## [Direction]
Extract the lines that hold the string "ylabel".

## [Supplied information]
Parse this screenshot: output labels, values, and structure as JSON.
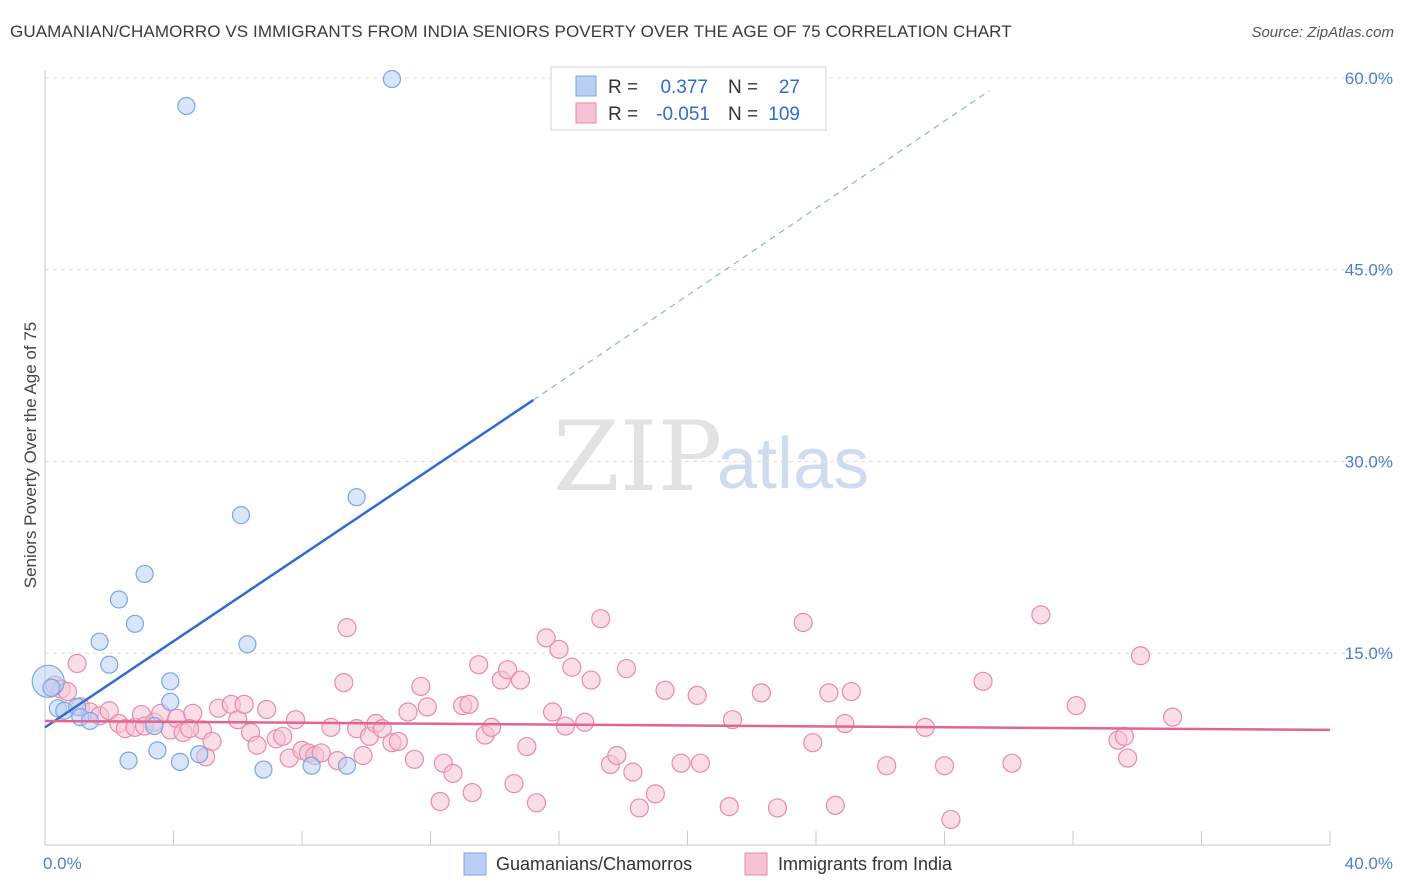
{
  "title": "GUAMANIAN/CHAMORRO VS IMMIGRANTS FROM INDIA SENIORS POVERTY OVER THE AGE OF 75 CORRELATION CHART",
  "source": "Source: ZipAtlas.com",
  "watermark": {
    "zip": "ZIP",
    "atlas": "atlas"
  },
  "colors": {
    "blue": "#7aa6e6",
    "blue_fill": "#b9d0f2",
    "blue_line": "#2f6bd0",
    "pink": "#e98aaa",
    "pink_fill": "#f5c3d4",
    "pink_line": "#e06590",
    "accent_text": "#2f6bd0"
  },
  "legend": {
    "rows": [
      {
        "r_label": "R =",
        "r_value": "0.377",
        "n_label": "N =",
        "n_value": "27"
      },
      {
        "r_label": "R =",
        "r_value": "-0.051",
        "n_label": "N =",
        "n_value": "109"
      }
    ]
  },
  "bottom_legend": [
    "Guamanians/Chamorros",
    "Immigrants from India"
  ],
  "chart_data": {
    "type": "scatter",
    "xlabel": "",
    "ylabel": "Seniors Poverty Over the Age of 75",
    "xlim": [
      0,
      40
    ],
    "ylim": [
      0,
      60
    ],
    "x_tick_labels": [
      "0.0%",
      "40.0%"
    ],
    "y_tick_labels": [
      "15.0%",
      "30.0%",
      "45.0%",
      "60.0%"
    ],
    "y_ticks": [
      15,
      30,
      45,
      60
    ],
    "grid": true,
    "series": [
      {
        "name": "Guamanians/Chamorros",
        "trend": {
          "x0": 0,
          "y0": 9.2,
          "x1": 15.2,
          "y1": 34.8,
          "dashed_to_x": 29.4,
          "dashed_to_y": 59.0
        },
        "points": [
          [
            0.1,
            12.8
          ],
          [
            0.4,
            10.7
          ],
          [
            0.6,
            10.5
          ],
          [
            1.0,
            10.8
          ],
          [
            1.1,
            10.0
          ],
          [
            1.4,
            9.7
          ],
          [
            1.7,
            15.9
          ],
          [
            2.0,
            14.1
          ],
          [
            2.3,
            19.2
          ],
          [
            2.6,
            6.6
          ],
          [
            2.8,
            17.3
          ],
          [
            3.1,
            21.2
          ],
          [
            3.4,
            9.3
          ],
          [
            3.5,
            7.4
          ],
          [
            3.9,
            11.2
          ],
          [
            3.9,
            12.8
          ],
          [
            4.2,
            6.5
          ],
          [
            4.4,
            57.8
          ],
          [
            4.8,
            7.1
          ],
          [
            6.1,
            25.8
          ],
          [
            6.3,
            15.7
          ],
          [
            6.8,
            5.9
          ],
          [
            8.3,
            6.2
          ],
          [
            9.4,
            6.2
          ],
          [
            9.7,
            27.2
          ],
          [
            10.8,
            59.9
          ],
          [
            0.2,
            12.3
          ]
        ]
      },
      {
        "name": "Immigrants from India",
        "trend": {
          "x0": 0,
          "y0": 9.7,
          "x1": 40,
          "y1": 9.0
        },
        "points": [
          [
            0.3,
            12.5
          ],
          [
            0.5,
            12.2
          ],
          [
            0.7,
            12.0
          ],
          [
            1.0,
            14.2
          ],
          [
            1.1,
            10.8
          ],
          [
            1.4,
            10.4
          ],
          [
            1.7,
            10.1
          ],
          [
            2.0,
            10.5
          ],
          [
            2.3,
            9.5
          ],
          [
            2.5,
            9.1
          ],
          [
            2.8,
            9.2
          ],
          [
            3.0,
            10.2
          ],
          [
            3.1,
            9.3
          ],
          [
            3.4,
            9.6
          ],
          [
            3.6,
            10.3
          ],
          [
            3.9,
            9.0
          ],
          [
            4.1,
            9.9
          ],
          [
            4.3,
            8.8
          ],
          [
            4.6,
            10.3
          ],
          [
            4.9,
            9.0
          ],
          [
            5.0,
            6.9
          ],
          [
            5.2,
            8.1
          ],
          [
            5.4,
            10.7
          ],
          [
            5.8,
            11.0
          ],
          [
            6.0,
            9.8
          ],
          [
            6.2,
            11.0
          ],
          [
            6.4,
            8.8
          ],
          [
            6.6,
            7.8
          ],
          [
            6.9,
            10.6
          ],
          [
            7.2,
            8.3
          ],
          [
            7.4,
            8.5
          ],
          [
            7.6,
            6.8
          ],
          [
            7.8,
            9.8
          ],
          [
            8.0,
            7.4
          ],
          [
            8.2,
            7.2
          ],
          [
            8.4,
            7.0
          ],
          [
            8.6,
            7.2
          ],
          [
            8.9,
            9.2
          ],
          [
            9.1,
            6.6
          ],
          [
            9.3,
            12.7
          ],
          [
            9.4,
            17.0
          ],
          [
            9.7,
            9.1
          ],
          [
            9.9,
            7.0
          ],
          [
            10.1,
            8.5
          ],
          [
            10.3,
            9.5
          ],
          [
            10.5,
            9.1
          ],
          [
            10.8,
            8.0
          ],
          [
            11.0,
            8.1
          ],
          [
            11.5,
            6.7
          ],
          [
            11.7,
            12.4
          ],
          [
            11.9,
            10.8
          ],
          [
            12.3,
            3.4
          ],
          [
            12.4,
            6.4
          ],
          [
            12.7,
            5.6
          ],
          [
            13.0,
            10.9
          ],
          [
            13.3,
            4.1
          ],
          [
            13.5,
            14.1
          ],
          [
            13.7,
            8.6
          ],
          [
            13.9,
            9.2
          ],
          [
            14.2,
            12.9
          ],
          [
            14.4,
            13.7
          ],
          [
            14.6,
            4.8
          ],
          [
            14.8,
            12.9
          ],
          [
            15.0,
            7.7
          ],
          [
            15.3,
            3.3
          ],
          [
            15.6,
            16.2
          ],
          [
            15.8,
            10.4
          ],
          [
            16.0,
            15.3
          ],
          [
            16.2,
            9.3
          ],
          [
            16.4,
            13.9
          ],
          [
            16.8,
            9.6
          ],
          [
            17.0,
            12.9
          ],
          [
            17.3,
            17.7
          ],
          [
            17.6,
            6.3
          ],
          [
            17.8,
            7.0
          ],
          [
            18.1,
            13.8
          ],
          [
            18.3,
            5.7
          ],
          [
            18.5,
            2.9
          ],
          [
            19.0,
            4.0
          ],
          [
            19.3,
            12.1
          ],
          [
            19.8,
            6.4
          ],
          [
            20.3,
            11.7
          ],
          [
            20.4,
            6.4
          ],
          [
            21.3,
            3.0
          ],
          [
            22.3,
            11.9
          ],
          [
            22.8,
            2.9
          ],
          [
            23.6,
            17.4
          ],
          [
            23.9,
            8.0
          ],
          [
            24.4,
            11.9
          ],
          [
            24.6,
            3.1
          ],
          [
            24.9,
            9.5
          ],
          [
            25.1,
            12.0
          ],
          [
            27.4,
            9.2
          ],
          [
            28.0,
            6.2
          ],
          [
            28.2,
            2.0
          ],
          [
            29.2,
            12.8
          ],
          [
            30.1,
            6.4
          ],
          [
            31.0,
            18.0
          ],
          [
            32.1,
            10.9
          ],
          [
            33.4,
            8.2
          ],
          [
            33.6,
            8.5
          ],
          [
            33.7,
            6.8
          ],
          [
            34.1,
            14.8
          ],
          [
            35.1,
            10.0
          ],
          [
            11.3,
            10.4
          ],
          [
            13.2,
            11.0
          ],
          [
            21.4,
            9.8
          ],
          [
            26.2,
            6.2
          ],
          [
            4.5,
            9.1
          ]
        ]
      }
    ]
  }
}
--
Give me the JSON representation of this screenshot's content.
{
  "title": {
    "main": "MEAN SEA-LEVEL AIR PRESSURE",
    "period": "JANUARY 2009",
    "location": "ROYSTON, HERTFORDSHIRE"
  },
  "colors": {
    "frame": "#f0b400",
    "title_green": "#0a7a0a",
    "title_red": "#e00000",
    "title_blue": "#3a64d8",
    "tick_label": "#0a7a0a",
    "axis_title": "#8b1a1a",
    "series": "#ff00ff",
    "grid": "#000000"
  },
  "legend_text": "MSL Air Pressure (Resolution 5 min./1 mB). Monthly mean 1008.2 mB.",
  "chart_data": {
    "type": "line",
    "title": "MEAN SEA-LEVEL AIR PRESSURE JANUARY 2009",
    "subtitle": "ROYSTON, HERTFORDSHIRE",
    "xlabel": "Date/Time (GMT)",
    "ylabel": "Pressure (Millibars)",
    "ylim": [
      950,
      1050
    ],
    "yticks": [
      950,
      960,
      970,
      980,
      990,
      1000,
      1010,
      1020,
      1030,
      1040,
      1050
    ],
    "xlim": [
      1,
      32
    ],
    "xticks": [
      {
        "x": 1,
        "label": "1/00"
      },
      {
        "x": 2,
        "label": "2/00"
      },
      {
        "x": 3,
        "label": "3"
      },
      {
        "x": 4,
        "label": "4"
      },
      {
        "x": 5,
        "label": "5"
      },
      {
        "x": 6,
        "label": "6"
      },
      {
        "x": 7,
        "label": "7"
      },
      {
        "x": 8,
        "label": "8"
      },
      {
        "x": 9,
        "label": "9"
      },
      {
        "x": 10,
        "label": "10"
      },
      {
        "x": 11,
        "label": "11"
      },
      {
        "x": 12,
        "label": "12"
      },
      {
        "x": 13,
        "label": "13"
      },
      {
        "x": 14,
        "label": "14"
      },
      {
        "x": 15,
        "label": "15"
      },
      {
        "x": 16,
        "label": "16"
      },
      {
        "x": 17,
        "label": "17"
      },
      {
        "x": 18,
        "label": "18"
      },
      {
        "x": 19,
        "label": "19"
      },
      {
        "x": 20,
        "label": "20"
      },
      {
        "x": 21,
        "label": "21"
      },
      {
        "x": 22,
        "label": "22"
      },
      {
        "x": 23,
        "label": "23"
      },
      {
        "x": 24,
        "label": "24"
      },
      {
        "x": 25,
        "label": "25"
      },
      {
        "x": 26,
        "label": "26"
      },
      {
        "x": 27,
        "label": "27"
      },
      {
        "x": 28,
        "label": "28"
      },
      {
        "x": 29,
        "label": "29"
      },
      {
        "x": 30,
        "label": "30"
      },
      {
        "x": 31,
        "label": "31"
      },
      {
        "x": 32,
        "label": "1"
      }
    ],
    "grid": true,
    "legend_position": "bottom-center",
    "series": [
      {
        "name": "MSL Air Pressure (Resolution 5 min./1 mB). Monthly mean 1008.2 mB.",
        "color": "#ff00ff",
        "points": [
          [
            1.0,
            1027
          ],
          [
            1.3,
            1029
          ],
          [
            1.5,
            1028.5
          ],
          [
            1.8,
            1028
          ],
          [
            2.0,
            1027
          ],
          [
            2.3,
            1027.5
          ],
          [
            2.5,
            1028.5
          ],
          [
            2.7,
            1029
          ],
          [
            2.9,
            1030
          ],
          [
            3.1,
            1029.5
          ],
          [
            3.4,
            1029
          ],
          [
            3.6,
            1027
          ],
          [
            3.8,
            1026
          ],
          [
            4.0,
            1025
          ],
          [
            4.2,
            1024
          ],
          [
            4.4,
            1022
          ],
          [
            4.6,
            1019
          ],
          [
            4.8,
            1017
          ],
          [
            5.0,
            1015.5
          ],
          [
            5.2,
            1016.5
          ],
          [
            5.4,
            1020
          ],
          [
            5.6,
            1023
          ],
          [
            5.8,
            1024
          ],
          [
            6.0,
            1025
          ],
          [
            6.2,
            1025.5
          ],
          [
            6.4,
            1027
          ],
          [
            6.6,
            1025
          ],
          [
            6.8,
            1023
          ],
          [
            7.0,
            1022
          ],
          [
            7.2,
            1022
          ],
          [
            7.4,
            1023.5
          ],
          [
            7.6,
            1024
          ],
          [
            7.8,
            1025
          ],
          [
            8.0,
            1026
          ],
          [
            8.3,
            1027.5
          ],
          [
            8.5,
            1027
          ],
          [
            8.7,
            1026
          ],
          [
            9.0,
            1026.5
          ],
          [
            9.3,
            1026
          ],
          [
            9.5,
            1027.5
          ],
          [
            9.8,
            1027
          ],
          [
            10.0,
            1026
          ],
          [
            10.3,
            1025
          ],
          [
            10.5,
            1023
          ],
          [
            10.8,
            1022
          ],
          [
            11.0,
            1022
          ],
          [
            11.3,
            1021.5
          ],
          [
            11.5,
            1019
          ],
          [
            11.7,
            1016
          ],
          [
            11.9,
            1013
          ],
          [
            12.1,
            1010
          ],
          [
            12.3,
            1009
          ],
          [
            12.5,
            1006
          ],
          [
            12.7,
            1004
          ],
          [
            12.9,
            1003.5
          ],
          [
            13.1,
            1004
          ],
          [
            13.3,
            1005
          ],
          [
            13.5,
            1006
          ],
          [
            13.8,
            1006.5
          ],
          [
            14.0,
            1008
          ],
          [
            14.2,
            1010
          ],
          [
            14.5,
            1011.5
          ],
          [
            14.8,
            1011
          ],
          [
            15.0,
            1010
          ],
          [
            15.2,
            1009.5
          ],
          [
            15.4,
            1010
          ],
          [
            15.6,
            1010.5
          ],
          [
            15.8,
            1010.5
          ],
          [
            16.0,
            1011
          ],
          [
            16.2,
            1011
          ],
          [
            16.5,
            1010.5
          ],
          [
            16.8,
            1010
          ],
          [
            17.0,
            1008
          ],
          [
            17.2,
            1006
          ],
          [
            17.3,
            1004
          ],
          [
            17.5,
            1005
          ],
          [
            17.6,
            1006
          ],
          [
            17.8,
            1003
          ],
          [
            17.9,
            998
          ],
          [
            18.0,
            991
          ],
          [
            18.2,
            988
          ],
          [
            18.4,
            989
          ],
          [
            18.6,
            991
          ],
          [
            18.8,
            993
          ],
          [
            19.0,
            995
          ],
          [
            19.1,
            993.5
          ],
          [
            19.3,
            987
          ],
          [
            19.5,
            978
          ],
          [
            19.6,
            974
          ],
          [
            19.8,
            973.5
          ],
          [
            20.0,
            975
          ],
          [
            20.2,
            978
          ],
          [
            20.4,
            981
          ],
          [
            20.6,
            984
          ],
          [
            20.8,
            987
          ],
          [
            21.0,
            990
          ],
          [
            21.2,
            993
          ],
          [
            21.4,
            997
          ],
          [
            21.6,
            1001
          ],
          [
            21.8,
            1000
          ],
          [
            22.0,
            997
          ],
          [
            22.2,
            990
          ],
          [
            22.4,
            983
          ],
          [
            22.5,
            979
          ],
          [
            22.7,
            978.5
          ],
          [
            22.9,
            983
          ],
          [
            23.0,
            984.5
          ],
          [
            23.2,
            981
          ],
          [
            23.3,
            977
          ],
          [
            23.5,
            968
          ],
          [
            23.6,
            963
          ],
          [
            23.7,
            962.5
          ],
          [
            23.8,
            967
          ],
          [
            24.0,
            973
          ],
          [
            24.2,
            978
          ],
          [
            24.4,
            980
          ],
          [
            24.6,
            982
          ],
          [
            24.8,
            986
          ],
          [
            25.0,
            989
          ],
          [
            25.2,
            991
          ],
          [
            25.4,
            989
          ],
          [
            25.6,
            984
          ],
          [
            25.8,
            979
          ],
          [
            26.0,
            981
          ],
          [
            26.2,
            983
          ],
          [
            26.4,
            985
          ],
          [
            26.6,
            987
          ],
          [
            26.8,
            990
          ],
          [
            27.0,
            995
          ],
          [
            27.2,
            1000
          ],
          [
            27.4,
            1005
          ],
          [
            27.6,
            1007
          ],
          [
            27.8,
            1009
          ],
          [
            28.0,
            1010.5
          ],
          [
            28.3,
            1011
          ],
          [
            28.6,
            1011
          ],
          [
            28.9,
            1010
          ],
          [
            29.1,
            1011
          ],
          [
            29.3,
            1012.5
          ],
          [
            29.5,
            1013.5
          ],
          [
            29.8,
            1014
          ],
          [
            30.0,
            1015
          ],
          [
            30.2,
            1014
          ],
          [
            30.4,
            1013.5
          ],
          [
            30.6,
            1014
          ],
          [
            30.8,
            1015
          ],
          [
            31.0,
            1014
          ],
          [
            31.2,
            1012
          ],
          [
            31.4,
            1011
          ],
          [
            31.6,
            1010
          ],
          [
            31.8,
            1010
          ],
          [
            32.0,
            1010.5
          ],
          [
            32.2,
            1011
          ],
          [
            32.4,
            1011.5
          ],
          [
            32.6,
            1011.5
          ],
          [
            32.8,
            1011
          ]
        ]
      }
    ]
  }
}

## [Result of the exercise]
    "ylabel": "Seniors Poverty Over the Age of 75",
    "ylabel": "Pressure (Millibars)",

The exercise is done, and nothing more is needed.